**WHAT TO DO**
Present each line of the entries below that holds the word "Total".

== == ==

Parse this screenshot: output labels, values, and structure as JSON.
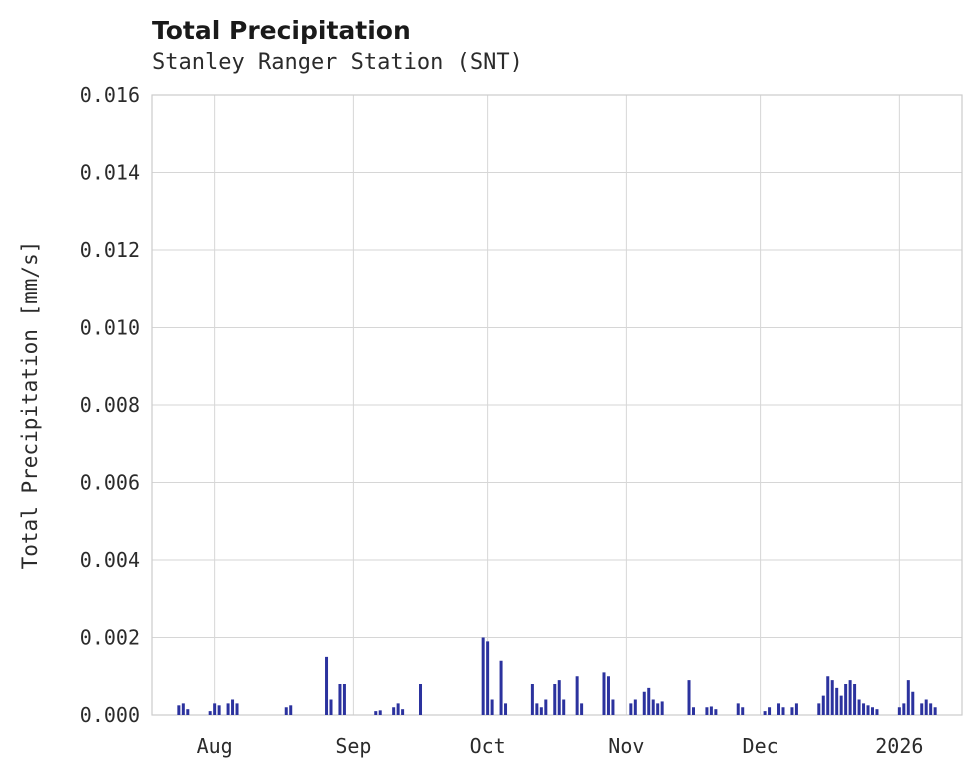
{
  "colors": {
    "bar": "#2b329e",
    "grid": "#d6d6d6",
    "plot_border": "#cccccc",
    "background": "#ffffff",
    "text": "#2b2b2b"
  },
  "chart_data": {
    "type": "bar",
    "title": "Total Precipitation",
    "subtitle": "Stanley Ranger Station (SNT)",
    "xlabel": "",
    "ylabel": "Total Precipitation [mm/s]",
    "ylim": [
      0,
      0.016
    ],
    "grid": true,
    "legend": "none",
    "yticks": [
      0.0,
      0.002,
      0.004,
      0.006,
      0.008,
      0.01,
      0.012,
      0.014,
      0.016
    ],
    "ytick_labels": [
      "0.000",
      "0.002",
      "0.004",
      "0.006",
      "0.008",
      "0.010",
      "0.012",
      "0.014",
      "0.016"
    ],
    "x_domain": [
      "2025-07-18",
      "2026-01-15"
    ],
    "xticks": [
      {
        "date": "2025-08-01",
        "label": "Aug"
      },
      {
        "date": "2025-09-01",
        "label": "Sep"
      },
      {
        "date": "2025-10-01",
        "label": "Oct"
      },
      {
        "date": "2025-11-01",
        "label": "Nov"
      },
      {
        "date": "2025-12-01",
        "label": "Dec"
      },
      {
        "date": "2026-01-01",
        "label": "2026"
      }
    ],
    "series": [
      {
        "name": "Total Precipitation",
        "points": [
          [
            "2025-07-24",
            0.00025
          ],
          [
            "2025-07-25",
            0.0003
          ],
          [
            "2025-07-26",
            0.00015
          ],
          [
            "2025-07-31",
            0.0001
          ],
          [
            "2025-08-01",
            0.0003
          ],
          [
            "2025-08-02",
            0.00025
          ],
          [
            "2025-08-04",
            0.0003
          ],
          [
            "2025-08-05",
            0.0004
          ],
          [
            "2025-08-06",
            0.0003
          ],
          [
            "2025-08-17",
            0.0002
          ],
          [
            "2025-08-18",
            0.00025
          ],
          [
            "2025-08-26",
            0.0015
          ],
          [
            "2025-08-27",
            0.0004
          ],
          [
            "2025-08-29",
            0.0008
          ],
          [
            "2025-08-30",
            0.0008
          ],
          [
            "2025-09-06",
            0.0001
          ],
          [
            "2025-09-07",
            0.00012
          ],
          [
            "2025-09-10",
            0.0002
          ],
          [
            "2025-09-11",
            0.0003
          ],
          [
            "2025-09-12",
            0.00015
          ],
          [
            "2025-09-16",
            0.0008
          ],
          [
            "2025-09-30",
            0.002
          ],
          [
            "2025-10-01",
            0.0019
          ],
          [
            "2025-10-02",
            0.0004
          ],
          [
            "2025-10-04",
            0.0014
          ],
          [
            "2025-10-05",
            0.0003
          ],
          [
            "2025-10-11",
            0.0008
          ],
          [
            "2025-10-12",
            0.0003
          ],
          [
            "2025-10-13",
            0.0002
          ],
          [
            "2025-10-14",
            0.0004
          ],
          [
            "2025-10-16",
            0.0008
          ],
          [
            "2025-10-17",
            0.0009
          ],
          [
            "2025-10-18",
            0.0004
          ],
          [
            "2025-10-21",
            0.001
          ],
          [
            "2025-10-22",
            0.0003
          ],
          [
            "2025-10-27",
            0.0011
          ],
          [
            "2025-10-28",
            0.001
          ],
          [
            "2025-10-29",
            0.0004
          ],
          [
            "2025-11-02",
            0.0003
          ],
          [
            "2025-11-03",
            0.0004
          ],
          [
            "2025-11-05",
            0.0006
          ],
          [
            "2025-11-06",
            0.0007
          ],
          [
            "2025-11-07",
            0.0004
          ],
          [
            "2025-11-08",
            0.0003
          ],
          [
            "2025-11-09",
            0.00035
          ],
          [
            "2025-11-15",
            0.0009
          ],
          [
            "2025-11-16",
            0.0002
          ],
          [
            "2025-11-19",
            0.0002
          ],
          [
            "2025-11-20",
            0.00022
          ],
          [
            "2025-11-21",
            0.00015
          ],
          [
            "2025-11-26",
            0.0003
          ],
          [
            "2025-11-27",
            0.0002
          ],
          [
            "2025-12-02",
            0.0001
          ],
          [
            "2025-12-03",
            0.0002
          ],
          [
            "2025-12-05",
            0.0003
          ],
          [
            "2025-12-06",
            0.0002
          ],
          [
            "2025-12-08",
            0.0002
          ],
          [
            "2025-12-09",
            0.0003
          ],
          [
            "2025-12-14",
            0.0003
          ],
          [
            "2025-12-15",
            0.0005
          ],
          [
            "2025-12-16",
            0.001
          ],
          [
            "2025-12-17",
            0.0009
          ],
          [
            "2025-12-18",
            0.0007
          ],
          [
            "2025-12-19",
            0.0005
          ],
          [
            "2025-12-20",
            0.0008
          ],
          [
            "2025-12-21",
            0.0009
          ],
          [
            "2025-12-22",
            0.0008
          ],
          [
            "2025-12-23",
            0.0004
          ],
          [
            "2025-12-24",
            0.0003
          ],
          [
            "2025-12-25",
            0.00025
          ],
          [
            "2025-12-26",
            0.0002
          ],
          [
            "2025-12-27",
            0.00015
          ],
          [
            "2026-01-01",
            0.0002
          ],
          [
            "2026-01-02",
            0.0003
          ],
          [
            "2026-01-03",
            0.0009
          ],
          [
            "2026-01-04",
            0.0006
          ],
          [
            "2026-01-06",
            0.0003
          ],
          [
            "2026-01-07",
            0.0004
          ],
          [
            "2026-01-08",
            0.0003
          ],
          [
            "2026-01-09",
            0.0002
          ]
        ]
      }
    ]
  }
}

== == ==

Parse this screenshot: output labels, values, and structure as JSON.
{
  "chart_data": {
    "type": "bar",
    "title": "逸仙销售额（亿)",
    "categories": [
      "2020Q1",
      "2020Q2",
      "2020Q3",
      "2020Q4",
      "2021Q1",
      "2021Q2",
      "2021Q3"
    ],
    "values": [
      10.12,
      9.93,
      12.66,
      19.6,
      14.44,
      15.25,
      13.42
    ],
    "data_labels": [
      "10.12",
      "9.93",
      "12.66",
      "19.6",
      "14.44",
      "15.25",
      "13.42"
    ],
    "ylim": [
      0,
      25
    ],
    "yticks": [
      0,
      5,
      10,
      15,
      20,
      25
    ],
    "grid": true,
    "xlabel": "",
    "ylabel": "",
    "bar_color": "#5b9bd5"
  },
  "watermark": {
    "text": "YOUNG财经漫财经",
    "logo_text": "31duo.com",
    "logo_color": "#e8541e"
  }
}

== == ==

**FINISHED ANSWER**
    "title": "Total Precipitation",
    "ylabel": "Total Precipitation [mm/s]",
        "name": "Total Precipitation",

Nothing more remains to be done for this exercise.